AIM OF THE EXERCISE:
How many lines of these entries hold the string "Pediatría"? Answer with the number alone.

RAW DATA:

= = =

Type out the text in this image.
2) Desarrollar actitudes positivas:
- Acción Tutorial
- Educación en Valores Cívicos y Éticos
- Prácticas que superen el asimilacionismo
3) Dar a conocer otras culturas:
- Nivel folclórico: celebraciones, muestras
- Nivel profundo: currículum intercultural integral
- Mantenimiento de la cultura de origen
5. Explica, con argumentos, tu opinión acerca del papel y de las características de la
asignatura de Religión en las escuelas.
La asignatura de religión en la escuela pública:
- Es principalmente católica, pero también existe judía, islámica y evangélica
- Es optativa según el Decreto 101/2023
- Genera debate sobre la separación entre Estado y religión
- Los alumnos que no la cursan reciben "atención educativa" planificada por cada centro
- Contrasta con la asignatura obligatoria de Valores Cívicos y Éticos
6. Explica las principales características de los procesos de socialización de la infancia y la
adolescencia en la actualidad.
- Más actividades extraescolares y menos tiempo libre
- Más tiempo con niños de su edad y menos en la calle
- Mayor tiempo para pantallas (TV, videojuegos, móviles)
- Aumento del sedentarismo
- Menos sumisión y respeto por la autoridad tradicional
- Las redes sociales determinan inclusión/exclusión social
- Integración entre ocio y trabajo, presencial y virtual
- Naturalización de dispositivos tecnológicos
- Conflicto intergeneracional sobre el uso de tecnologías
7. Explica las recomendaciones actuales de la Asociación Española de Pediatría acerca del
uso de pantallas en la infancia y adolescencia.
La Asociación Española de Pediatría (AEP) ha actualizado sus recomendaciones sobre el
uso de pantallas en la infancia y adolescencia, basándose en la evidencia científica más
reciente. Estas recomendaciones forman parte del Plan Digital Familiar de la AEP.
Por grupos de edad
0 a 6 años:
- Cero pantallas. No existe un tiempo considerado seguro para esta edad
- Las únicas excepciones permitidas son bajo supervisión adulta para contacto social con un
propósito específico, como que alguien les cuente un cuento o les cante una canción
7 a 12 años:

= = =

SOLUTION TO THIS TASK:
2